What is expected:
Each line that includes "number" counts once; give the total and nothing besides.

-- BEGIN Data --

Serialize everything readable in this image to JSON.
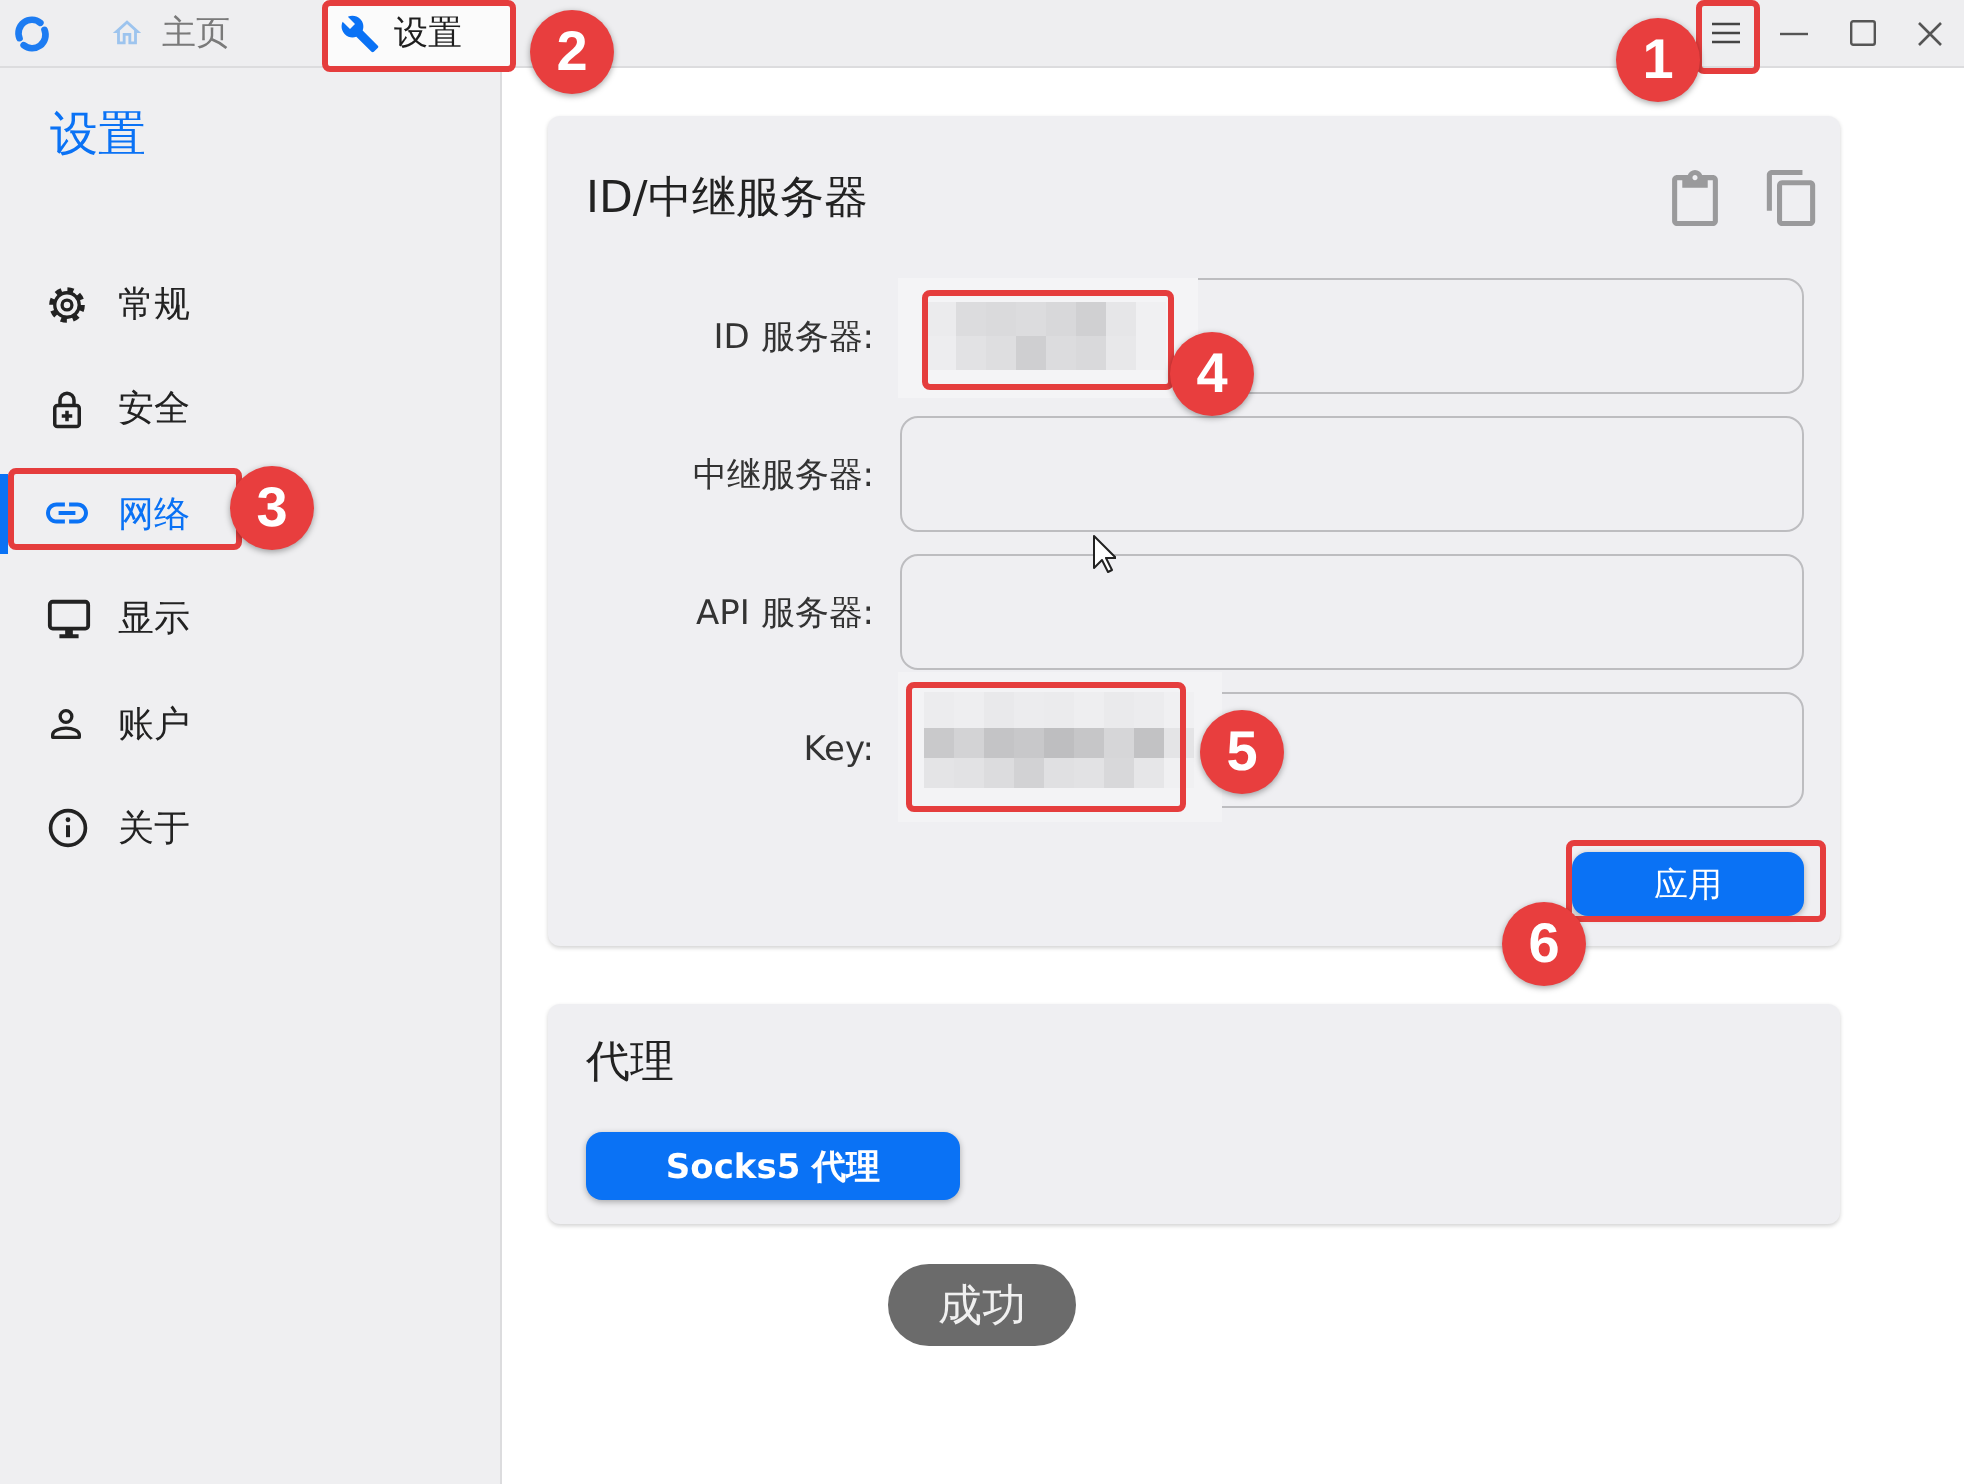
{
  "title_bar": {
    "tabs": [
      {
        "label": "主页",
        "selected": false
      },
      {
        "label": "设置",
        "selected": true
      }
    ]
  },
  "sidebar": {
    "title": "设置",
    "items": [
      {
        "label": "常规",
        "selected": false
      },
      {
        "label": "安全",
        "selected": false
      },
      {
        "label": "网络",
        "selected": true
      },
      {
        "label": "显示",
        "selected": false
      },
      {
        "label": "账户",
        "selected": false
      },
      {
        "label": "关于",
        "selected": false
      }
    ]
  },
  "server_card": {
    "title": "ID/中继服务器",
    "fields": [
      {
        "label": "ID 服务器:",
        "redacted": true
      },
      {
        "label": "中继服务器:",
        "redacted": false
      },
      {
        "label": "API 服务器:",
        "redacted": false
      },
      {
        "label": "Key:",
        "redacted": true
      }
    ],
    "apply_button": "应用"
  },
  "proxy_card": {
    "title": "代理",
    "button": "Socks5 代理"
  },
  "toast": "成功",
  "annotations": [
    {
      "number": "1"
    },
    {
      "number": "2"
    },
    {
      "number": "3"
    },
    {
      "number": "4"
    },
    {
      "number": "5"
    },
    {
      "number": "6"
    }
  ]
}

-- END Data --

Answer to this problem:
6